▶ _Task material_:
* start *
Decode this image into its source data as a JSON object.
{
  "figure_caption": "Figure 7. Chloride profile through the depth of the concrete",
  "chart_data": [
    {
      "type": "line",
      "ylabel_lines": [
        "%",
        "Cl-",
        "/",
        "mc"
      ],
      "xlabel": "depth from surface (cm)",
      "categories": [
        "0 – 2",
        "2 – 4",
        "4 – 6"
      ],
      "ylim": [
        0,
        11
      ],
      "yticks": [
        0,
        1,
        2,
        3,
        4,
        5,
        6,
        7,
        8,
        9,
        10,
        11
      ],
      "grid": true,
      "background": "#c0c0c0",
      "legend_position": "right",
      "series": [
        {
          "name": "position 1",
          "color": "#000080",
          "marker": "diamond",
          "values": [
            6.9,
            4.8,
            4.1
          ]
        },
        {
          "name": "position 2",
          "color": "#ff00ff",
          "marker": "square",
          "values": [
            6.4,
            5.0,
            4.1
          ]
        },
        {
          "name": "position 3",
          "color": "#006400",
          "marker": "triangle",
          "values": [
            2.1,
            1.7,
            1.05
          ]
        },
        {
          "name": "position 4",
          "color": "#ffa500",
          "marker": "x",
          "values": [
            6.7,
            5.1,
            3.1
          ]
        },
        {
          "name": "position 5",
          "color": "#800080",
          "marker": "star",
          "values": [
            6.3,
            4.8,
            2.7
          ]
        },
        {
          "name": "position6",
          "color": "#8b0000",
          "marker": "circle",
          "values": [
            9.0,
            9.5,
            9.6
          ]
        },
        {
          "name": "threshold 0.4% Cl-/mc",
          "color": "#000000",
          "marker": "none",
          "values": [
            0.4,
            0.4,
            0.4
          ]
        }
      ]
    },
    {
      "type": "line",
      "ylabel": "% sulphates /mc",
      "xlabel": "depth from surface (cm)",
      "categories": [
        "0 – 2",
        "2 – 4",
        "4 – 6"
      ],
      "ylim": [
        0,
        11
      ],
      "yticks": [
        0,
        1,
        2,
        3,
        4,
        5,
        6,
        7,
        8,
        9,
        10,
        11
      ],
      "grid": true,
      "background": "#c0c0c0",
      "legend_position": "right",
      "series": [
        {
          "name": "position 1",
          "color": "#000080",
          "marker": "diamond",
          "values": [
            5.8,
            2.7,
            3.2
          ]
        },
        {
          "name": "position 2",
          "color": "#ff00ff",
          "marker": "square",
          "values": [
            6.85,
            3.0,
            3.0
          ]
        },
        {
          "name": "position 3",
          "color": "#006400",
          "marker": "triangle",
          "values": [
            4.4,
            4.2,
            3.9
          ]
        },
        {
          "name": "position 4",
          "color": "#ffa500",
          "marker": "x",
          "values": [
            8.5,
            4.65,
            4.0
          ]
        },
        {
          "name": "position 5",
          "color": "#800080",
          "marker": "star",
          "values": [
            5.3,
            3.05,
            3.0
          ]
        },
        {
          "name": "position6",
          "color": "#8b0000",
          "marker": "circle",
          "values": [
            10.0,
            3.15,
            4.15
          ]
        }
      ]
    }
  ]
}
* end *
▶ _Directions for this task_: Write the complete data out, exactly as above.

▶ _Exercise result_:
Decode this image into its source data as a JSON object.
{
  "figure_caption": "Figure 7. Chloride profile through the depth of the concrete",
  "chart_data": [
    {
      "type": "line",
      "ylabel_lines": [
        "%",
        "Cl-",
        "/",
        "mc"
      ],
      "xlabel": "depth from surface (cm)",
      "categories": [
        "0 – 2",
        "2 – 4",
        "4 – 6"
      ],
      "ylim": [
        0,
        11
      ],
      "yticks": [
        0,
        1,
        2,
        3,
        4,
        5,
        6,
        7,
        8,
        9,
        10,
        11
      ],
      "grid": true,
      "background": "#c0c0c0",
      "legend_position": "right",
      "series": [
        {
          "name": "position 1",
          "color": "#000080",
          "marker": "diamond",
          "values": [
            6.9,
            4.8,
            4.1
          ]
        },
        {
          "name": "position 2",
          "color": "#ff00ff",
          "marker": "square",
          "values": [
            6.4,
            5.0,
            4.1
          ]
        },
        {
          "name": "position 3",
          "color": "#006400",
          "marker": "triangle",
          "values": [
            2.1,
            1.7,
            1.05
          ]
        },
        {
          "name": "position 4",
          "color": "#ffa500",
          "marker": "x",
          "values": [
            6.7,
            5.1,
            3.1
          ]
        },
        {
          "name": "position 5",
          "color": "#800080",
          "marker": "star",
          "values": [
            6.3,
            4.8,
            2.7
          ]
        },
        {
          "name": "position6",
          "color": "#8b0000",
          "marker": "circle",
          "values": [
            9.0,
            9.5,
            9.6
          ]
        },
        {
          "name": "threshold 0.4% Cl-/mc",
          "color": "#000000",
          "marker": "none",
          "values": [
            0.4,
            0.4,
            0.4
          ]
        }
      ]
    },
    {
      "type": "line",
      "ylabel": "% sulphates /mc",
      "xlabel": "depth from surface (cm)",
      "categories": [
        "0 – 2",
        "2 – 4",
        "4 – 6"
      ],
      "ylim": [
        0,
        11
      ],
      "yticks": [
        0,
        1,
        2,
        3,
        4,
        5,
        6,
        7,
        8,
        9,
        10,
        11
      ],
      "grid": true,
      "background": "#c0c0c0",
      "legend_position": "right",
      "series": [
        {
          "name": "position 1",
          "color": "#000080",
          "marker": "diamond",
          "values": [
            5.8,
            2.7,
            3.2
          ]
        },
        {
          "name": "position 2",
          "color": "#ff00ff",
          "marker": "square",
          "values": [
            6.85,
            3.0,
            3.0
          ]
        },
        {
          "name": "position 3",
          "color": "#006400",
          "marker": "triangle",
          "values": [
            4.4,
            4.2,
            3.9
          ]
        },
        {
          "name": "position 4",
          "color": "#ffa500",
          "marker": "x",
          "values": [
            8.5,
            4.65,
            4.0
          ]
        },
        {
          "name": "position 5",
          "color": "#800080",
          "marker": "star",
          "values": [
            5.3,
            3.05,
            3.0
          ]
        },
        {
          "name": "position6",
          "color": "#8b0000",
          "marker": "circle",
          "values": [
            10.0,
            3.15,
            4.15
          ]
        }
      ]
    }
  ]
}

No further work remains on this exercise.